(Records from a dataset)
** BEGIN **

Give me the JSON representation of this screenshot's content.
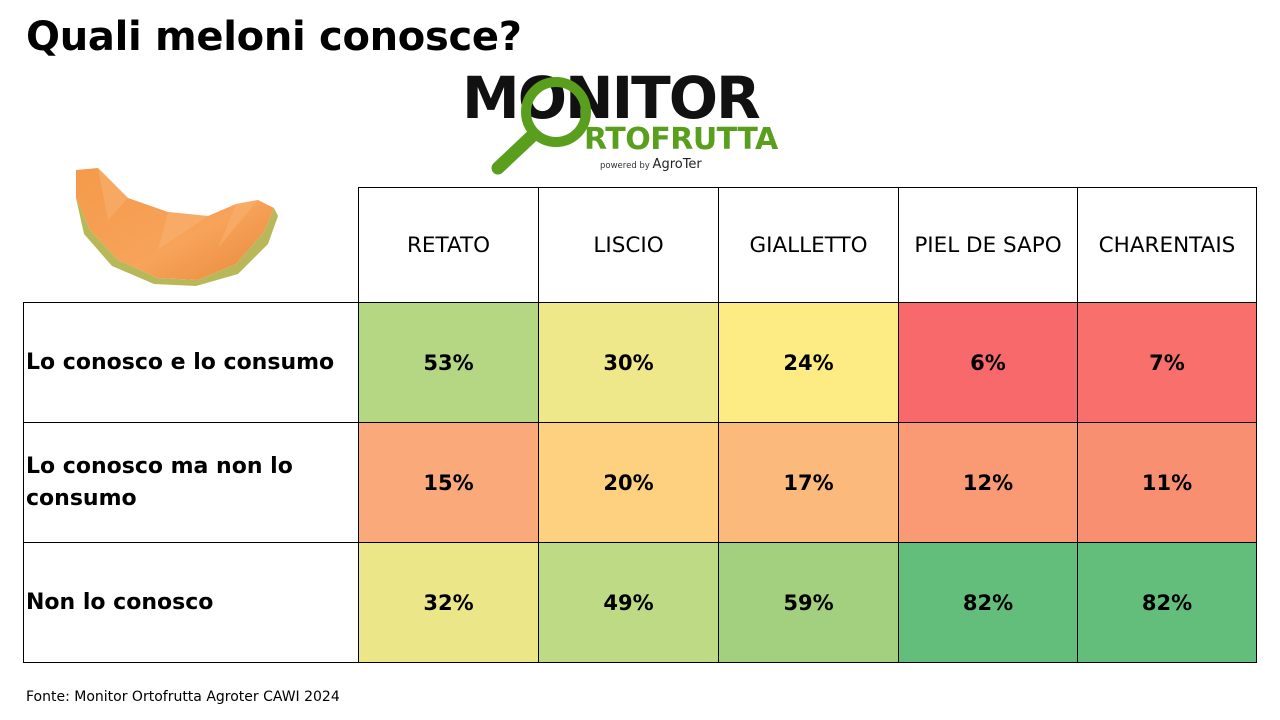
{
  "title": "Quali meloni conosce?",
  "logo": {
    "line1": "MONITOR",
    "line2": "RTOFRUTTA",
    "powered_by": "powered by",
    "brand": "AgroTer",
    "colors": {
      "dark": "#111111",
      "green": "#5a9e1e"
    }
  },
  "source": "Fonte: Monitor Ortofrutta Agroter CAWI 2024",
  "chart_data": {
    "type": "table",
    "columns": [
      "RETATO",
      "LISCIO",
      "GIALLETTO",
      "PIEL DE SAPO",
      "CHARENTAIS"
    ],
    "rows": [
      {
        "label": "Lo conosco e lo consumo",
        "values": [
          "53%",
          "30%",
          "24%",
          "6%",
          "7%"
        ],
        "colors": [
          "#b5d784",
          "#efe88a",
          "#fdeb84",
          "#f8696b",
          "#f86f6c"
        ]
      },
      {
        "label": "Lo conosco ma non lo consumo",
        "values": [
          "15%",
          "20%",
          "17%",
          "12%",
          "11%"
        ],
        "colors": [
          "#faa97a",
          "#fdd17f",
          "#fbb97c",
          "#f99a74",
          "#f98f71"
        ]
      },
      {
        "label": "Non lo conosco",
        "values": [
          "32%",
          "49%",
          "59%",
          "82%",
          "82%"
        ],
        "colors": [
          "#ebe788",
          "#bfda85",
          "#a3d07f",
          "#63be7b",
          "#63be7b"
        ]
      }
    ]
  }
}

** END **

(Written problem) Without the pictures, repeat all the records word for word.

(Finished exercise)
Give me the JSON representation of this screenshot's content.
{
  "title": "Quali meloni conosce?",
  "logo": {
    "line1": "MONITOR",
    "line2": "RTOFRUTTA",
    "powered_by": "powered by",
    "brand": "AgroTer",
    "colors": {
      "dark": "#111111",
      "green": "#5a9e1e"
    }
  },
  "source": "Fonte: Monitor Ortofrutta Agroter CAWI 2024",
  "chart_data": {
    "type": "table",
    "columns": [
      "RETATO",
      "LISCIO",
      "GIALLETTO",
      "PIEL DE SAPO",
      "CHARENTAIS"
    ],
    "rows": [
      {
        "label": "Lo conosco e lo consumo",
        "values": [
          "53%",
          "30%",
          "24%",
          "6%",
          "7%"
        ],
        "colors": [
          "#b5d784",
          "#efe88a",
          "#fdeb84",
          "#f8696b",
          "#f86f6c"
        ]
      },
      {
        "label": "Lo conosco ma non lo consumo",
        "values": [
          "15%",
          "20%",
          "17%",
          "12%",
          "11%"
        ],
        "colors": [
          "#faa97a",
          "#fdd17f",
          "#fbb97c",
          "#f99a74",
          "#f98f71"
        ]
      },
      {
        "label": "Non lo conosco",
        "values": [
          "32%",
          "49%",
          "59%",
          "82%",
          "82%"
        ],
        "colors": [
          "#ebe788",
          "#bfda85",
          "#a3d07f",
          "#63be7b",
          "#63be7b"
        ]
      }
    ]
  }
}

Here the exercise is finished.